Here are some records; return them all exactly.

───── Extracted records ─────

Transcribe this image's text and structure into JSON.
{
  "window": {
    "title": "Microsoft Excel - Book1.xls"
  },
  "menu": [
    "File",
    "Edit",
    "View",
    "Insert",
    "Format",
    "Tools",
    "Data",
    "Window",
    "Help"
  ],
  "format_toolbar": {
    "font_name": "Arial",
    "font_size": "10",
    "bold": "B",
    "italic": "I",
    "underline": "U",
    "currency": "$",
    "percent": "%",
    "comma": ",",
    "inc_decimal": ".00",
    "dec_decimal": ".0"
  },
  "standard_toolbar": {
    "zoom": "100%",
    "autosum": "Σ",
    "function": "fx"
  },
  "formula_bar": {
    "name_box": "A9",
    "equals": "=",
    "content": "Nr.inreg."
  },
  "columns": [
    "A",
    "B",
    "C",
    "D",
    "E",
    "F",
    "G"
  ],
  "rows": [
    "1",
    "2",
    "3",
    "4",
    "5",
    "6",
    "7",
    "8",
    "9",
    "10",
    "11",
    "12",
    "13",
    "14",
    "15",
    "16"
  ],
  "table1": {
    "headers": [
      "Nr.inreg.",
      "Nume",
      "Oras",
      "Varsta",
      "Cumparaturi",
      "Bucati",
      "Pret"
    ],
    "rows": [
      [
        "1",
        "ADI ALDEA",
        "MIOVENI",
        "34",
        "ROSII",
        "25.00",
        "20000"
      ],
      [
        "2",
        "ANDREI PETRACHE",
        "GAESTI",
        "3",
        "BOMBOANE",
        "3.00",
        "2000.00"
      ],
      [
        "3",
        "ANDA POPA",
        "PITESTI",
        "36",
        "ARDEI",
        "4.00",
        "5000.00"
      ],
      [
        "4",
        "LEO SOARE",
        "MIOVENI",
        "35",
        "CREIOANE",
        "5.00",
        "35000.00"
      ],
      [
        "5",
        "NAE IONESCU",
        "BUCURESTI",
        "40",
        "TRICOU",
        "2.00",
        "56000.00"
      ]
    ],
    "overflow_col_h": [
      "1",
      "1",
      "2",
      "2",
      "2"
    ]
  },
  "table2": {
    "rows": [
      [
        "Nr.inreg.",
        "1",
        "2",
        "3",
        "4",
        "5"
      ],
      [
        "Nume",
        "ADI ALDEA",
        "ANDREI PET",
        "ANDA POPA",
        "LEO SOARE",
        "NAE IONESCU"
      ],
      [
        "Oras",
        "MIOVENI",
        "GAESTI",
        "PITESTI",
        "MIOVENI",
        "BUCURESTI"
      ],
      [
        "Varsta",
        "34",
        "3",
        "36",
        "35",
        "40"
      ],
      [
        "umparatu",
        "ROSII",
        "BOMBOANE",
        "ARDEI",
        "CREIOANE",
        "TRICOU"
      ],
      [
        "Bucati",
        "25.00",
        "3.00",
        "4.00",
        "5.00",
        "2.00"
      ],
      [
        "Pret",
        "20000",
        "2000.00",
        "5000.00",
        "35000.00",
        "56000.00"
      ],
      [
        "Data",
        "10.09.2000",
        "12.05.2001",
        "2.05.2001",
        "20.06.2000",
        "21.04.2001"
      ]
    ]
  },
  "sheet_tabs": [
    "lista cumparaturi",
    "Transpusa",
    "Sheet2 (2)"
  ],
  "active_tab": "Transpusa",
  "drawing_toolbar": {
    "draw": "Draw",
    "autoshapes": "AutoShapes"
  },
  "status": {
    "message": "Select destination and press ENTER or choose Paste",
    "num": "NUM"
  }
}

─────

-- Response --
Transcribe this image's text and structure into JSON.
{
  "window": {
    "title": "Microsoft Excel - Book1.xls"
  },
  "menu": [
    "File",
    "Edit",
    "View",
    "Insert",
    "Format",
    "Tools",
    "Data",
    "Window",
    "Help"
  ],
  "format_toolbar": {
    "font_name": "Arial",
    "font_size": "10",
    "bold": "B",
    "italic": "I",
    "underline": "U",
    "currency": "$",
    "percent": "%",
    "comma": ",",
    "inc_decimal": ".00",
    "dec_decimal": ".0"
  },
  "standard_toolbar": {
    "zoom": "100%",
    "autosum": "Σ",
    "function": "fx"
  },
  "formula_bar": {
    "name_box": "A9",
    "equals": "=",
    "content": "Nr.inreg."
  },
  "columns": [
    "A",
    "B",
    "C",
    "D",
    "E",
    "F",
    "G"
  ],
  "rows": [
    "1",
    "2",
    "3",
    "4",
    "5",
    "6",
    "7",
    "8",
    "9",
    "10",
    "11",
    "12",
    "13",
    "14",
    "15",
    "16"
  ],
  "table1": {
    "headers": [
      "Nr.inreg.",
      "Nume",
      "Oras",
      "Varsta",
      "Cumparaturi",
      "Bucati",
      "Pret"
    ],
    "rows": [
      [
        "1",
        "ADI ALDEA",
        "MIOVENI",
        "34",
        "ROSII",
        "25.00",
        "20000"
      ],
      [
        "2",
        "ANDREI PETRACHE",
        "GAESTI",
        "3",
        "BOMBOANE",
        "3.00",
        "2000.00"
      ],
      [
        "3",
        "ANDA POPA",
        "PITESTI",
        "36",
        "ARDEI",
        "4.00",
        "5000.00"
      ],
      [
        "4",
        "LEO SOARE",
        "MIOVENI",
        "35",
        "CREIOANE",
        "5.00",
        "35000.00"
      ],
      [
        "5",
        "NAE IONESCU",
        "BUCURESTI",
        "40",
        "TRICOU",
        "2.00",
        "56000.00"
      ]
    ],
    "overflow_col_h": [
      "1",
      "1",
      "2",
      "2",
      "2"
    ]
  },
  "table2": {
    "rows": [
      [
        "Nr.inreg.",
        "1",
        "2",
        "3",
        "4",
        "5"
      ],
      [
        "Nume",
        "ADI ALDEA",
        "ANDREI PET",
        "ANDA POPA",
        "LEO SOARE",
        "NAE IONESCU"
      ],
      [
        "Oras",
        "MIOVENI",
        "GAESTI",
        "PITESTI",
        "MIOVENI",
        "BUCURESTI"
      ],
      [
        "Varsta",
        "34",
        "3",
        "36",
        "35",
        "40"
      ],
      [
        "umparatu",
        "ROSII",
        "BOMBOANE",
        "ARDEI",
        "CREIOANE",
        "TRICOU"
      ],
      [
        "Bucati",
        "25.00",
        "3.00",
        "4.00",
        "5.00",
        "2.00"
      ],
      [
        "Pret",
        "20000",
        "2000.00",
        "5000.00",
        "35000.00",
        "56000.00"
      ],
      [
        "Data",
        "10.09.2000",
        "12.05.2001",
        "2.05.2001",
        "20.06.2000",
        "21.04.2001"
      ]
    ]
  },
  "sheet_tabs": [
    "lista cumparaturi",
    "Transpusa",
    "Sheet2 (2)"
  ],
  "active_tab": "Transpusa",
  "drawing_toolbar": {
    "draw": "Draw",
    "autoshapes": "AutoShapes"
  },
  "status": {
    "message": "Select destination and press ENTER or choose Paste",
    "num": "NUM"
  }
}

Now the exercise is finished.